**TASK**: Images excluded, repeat each entry below exactly.

**GIVEN RECORDS**:
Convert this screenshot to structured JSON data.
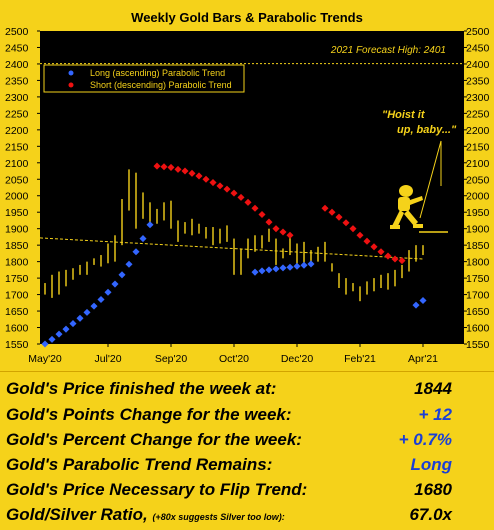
{
  "chart_data": {
    "type": "candlestick",
    "title": "Weekly Gold Bars & Parabolic Trends",
    "forecast_label": "2021 Forecast High: 2401",
    "forecast_high": 2401,
    "annotation": "\"Hoist it up, baby...\"",
    "annotation_lines": [
      "\"Hoist it",
      "up, baby...\""
    ],
    "ylim": [
      1550,
      2500
    ],
    "yticks": [
      1550,
      1600,
      1650,
      1700,
      1750,
      1800,
      1850,
      1900,
      1950,
      2000,
      2050,
      2100,
      2150,
      2200,
      2250,
      2300,
      2350,
      2400,
      2450,
      2500
    ],
    "xtick_labels": [
      "May'20",
      "Jul'20",
      "Sep'20",
      "Oct'20",
      "Dec'20",
      "Feb'21",
      "Apr'21"
    ],
    "xtick_weeks": [
      0,
      9,
      18,
      27,
      36,
      45,
      54
    ],
    "grid": false,
    "legend_position": "top-left",
    "colors": {
      "background": "#000000",
      "frame": "#f5d21a",
      "bars": "#f5d21a",
      "long_dots": "#3366ff",
      "short_dots": "#ee1111",
      "trend_line": "#f5d21a"
    },
    "legend": [
      {
        "name": "Long (ascending) Parabolic Trend",
        "color": "#3366ff"
      },
      {
        "name": "Short (descending) Parabolic Trend",
        "color": "#ee1111"
      }
    ],
    "bars": [
      [
        1735,
        1700
      ],
      [
        1760,
        1690
      ],
      [
        1770,
        1700
      ],
      [
        1775,
        1725
      ],
      [
        1780,
        1745
      ],
      [
        1790,
        1760
      ],
      [
        1800,
        1760
      ],
      [
        1810,
        1790
      ],
      [
        1820,
        1785
      ],
      [
        1855,
        1795
      ],
      [
        1880,
        1800
      ],
      [
        1990,
        1850
      ],
      [
        2080,
        1955
      ],
      [
        2070,
        1900
      ],
      [
        2010,
        1930
      ],
      [
        1980,
        1915
      ],
      [
        1960,
        1915
      ],
      [
        1980,
        1925
      ],
      [
        1985,
        1900
      ],
      [
        1925,
        1860
      ],
      [
        1920,
        1885
      ],
      [
        1930,
        1880
      ],
      [
        1915,
        1885
      ],
      [
        1905,
        1870
      ],
      [
        1905,
        1850
      ],
      [
        1900,
        1855
      ],
      [
        1910,
        1860
      ],
      [
        1870,
        1760
      ],
      [
        1840,
        1760
      ],
      [
        1870,
        1810
      ],
      [
        1880,
        1830
      ],
      [
        1880,
        1840
      ],
      [
        1900,
        1860
      ],
      [
        1870,
        1790
      ],
      [
        1840,
        1810
      ],
      [
        1880,
        1820
      ],
      [
        1855,
        1780
      ],
      [
        1860,
        1795
      ],
      [
        1835,
        1795
      ],
      [
        1845,
        1800
      ],
      [
        1860,
        1800
      ],
      [
        1795,
        1770
      ],
      [
        1765,
        1720
      ],
      [
        1750,
        1700
      ],
      [
        1735,
        1710
      ],
      [
        1725,
        1680
      ],
      [
        1740,
        1700
      ],
      [
        1750,
        1710
      ],
      [
        1760,
        1720
      ],
      [
        1765,
        1715
      ],
      [
        1775,
        1725
      ],
      [
        1790,
        1750
      ],
      [
        1835,
        1770
      ],
      [
        1850,
        1800
      ],
      [
        1850,
        1820
      ]
    ],
    "long_trend": [
      [
        0,
        1550
      ],
      [
        1,
        1564
      ],
      [
        2,
        1580
      ],
      [
        3,
        1595
      ],
      [
        4,
        1612
      ],
      [
        5,
        1628
      ],
      [
        6,
        1646
      ],
      [
        7,
        1665
      ],
      [
        8,
        1685
      ],
      [
        9,
        1707
      ],
      [
        10,
        1732
      ],
      [
        11,
        1760
      ],
      [
        12,
        1792
      ],
      [
        13,
        1830
      ],
      [
        14,
        1870
      ],
      [
        15,
        1912
      ],
      [
        30,
        1768
      ],
      [
        31,
        1772
      ],
      [
        32,
        1775
      ],
      [
        33,
        1778
      ],
      [
        34,
        1781
      ],
      [
        35,
        1783
      ],
      [
        36,
        1786
      ],
      [
        37,
        1789
      ],
      [
        38,
        1793
      ],
      [
        53,
        1668
      ],
      [
        54,
        1682
      ]
    ],
    "short_trend": [
      [
        16,
        2090
      ],
      [
        17,
        2088
      ],
      [
        18,
        2086
      ],
      [
        19,
        2080
      ],
      [
        20,
        2075
      ],
      [
        21,
        2068
      ],
      [
        22,
        2060
      ],
      [
        23,
        2050
      ],
      [
        24,
        2040
      ],
      [
        25,
        2030
      ],
      [
        26,
        2020
      ],
      [
        27,
        2008
      ],
      [
        28,
        1995
      ],
      [
        29,
        1980
      ],
      [
        30,
        1962
      ],
      [
        31,
        1943
      ],
      [
        32,
        1920
      ],
      [
        33,
        1900
      ],
      [
        34,
        1890
      ],
      [
        35,
        1880
      ],
      [
        40,
        1962
      ],
      [
        41,
        1950
      ],
      [
        42,
        1935
      ],
      [
        43,
        1918
      ],
      [
        44,
        1900
      ],
      [
        45,
        1880
      ],
      [
        46,
        1862
      ],
      [
        47,
        1845
      ],
      [
        48,
        1830
      ],
      [
        49,
        1817
      ],
      [
        50,
        1808
      ],
      [
        51,
        1803
      ]
    ],
    "trend_line": {
      "start": [
        0,
        1872
      ],
      "end": [
        54,
        1808
      ]
    }
  },
  "stats": [
    {
      "label": "Gold's Price finished the week at:",
      "value": "1844",
      "value_color": "#000000"
    },
    {
      "label": "Gold's Points Change for the week:",
      "value": "+ 12",
      "value_color": "#1a3fd6"
    },
    {
      "label": "Gold's Percent Change for the week:",
      "value": "+ 0.7%",
      "value_color": "#1a3fd6"
    },
    {
      "label": "Gold's Parabolic Trend Remains:",
      "value": "Long",
      "value_color": "#1a3fd6"
    },
    {
      "label": "Gold's Price Necessary to Flip Trend:",
      "value": "1680",
      "value_color": "#000000"
    },
    {
      "label": "Gold/Silver Ratio,",
      "note": "(+80x suggests Silver too low):",
      "value": "67.0x",
      "value_color": "#000000"
    }
  ]
}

**EXPECTED ANSWER**:
Convert this screenshot to structured JSON data.
{
  "chart_data": {
    "type": "candlestick",
    "title": "Weekly Gold Bars & Parabolic Trends",
    "forecast_label": "2021 Forecast High: 2401",
    "forecast_high": 2401,
    "annotation": "\"Hoist it up, baby...\"",
    "annotation_lines": [
      "\"Hoist it",
      "up, baby...\""
    ],
    "ylim": [
      1550,
      2500
    ],
    "yticks": [
      1550,
      1600,
      1650,
      1700,
      1750,
      1800,
      1850,
      1900,
      1950,
      2000,
      2050,
      2100,
      2150,
      2200,
      2250,
      2300,
      2350,
      2400,
      2450,
      2500
    ],
    "xtick_labels": [
      "May'20",
      "Jul'20",
      "Sep'20",
      "Oct'20",
      "Dec'20",
      "Feb'21",
      "Apr'21"
    ],
    "xtick_weeks": [
      0,
      9,
      18,
      27,
      36,
      45,
      54
    ],
    "grid": false,
    "legend_position": "top-left",
    "colors": {
      "background": "#000000",
      "frame": "#f5d21a",
      "bars": "#f5d21a",
      "long_dots": "#3366ff",
      "short_dots": "#ee1111",
      "trend_line": "#f5d21a"
    },
    "legend": [
      {
        "name": "Long (ascending) Parabolic Trend",
        "color": "#3366ff"
      },
      {
        "name": "Short (descending) Parabolic Trend",
        "color": "#ee1111"
      }
    ],
    "bars": [
      [
        1735,
        1700
      ],
      [
        1760,
        1690
      ],
      [
        1770,
        1700
      ],
      [
        1775,
        1725
      ],
      [
        1780,
        1745
      ],
      [
        1790,
        1760
      ],
      [
        1800,
        1760
      ],
      [
        1810,
        1790
      ],
      [
        1820,
        1785
      ],
      [
        1855,
        1795
      ],
      [
        1880,
        1800
      ],
      [
        1990,
        1850
      ],
      [
        2080,
        1955
      ],
      [
        2070,
        1900
      ],
      [
        2010,
        1930
      ],
      [
        1980,
        1915
      ],
      [
        1960,
        1915
      ],
      [
        1980,
        1925
      ],
      [
        1985,
        1900
      ],
      [
        1925,
        1860
      ],
      [
        1920,
        1885
      ],
      [
        1930,
        1880
      ],
      [
        1915,
        1885
      ],
      [
        1905,
        1870
      ],
      [
        1905,
        1850
      ],
      [
        1900,
        1855
      ],
      [
        1910,
        1860
      ],
      [
        1870,
        1760
      ],
      [
        1840,
        1760
      ],
      [
        1870,
        1810
      ],
      [
        1880,
        1830
      ],
      [
        1880,
        1840
      ],
      [
        1900,
        1860
      ],
      [
        1870,
        1790
      ],
      [
        1840,
        1810
      ],
      [
        1880,
        1820
      ],
      [
        1855,
        1780
      ],
      [
        1860,
        1795
      ],
      [
        1835,
        1795
      ],
      [
        1845,
        1800
      ],
      [
        1860,
        1800
      ],
      [
        1795,
        1770
      ],
      [
        1765,
        1720
      ],
      [
        1750,
        1700
      ],
      [
        1735,
        1710
      ],
      [
        1725,
        1680
      ],
      [
        1740,
        1700
      ],
      [
        1750,
        1710
      ],
      [
        1760,
        1720
      ],
      [
        1765,
        1715
      ],
      [
        1775,
        1725
      ],
      [
        1790,
        1750
      ],
      [
        1835,
        1770
      ],
      [
        1850,
        1800
      ],
      [
        1850,
        1820
      ]
    ],
    "long_trend": [
      [
        0,
        1550
      ],
      [
        1,
        1564
      ],
      [
        2,
        1580
      ],
      [
        3,
        1595
      ],
      [
        4,
        1612
      ],
      [
        5,
        1628
      ],
      [
        6,
        1646
      ],
      [
        7,
        1665
      ],
      [
        8,
        1685
      ],
      [
        9,
        1707
      ],
      [
        10,
        1732
      ],
      [
        11,
        1760
      ],
      [
        12,
        1792
      ],
      [
        13,
        1830
      ],
      [
        14,
        1870
      ],
      [
        15,
        1912
      ],
      [
        30,
        1768
      ],
      [
        31,
        1772
      ],
      [
        32,
        1775
      ],
      [
        33,
        1778
      ],
      [
        34,
        1781
      ],
      [
        35,
        1783
      ],
      [
        36,
        1786
      ],
      [
        37,
        1789
      ],
      [
        38,
        1793
      ],
      [
        53,
        1668
      ],
      [
        54,
        1682
      ]
    ],
    "short_trend": [
      [
        16,
        2090
      ],
      [
        17,
        2088
      ],
      [
        18,
        2086
      ],
      [
        19,
        2080
      ],
      [
        20,
        2075
      ],
      [
        21,
        2068
      ],
      [
        22,
        2060
      ],
      [
        23,
        2050
      ],
      [
        24,
        2040
      ],
      [
        25,
        2030
      ],
      [
        26,
        2020
      ],
      [
        27,
        2008
      ],
      [
        28,
        1995
      ],
      [
        29,
        1980
      ],
      [
        30,
        1962
      ],
      [
        31,
        1943
      ],
      [
        32,
        1920
      ],
      [
        33,
        1900
      ],
      [
        34,
        1890
      ],
      [
        35,
        1880
      ],
      [
        40,
        1962
      ],
      [
        41,
        1950
      ],
      [
        42,
        1935
      ],
      [
        43,
        1918
      ],
      [
        44,
        1900
      ],
      [
        45,
        1880
      ],
      [
        46,
        1862
      ],
      [
        47,
        1845
      ],
      [
        48,
        1830
      ],
      [
        49,
        1817
      ],
      [
        50,
        1808
      ],
      [
        51,
        1803
      ]
    ],
    "trend_line": {
      "start": [
        0,
        1872
      ],
      "end": [
        54,
        1808
      ]
    }
  },
  "stats": [
    {
      "label": "Gold's Price finished the week at:",
      "value": "1844",
      "value_color": "#000000"
    },
    {
      "label": "Gold's Points Change for the week:",
      "value": "+ 12",
      "value_color": "#1a3fd6"
    },
    {
      "label": "Gold's Percent Change for the week:",
      "value": "+ 0.7%",
      "value_color": "#1a3fd6"
    },
    {
      "label": "Gold's Parabolic Trend Remains:",
      "value": "Long",
      "value_color": "#1a3fd6"
    },
    {
      "label": "Gold's Price Necessary to Flip Trend:",
      "value": "1680",
      "value_color": "#000000"
    },
    {
      "label": "Gold/Silver Ratio,",
      "note": "(+80x suggests Silver too low):",
      "value": "67.0x",
      "value_color": "#000000"
    }
  ]
}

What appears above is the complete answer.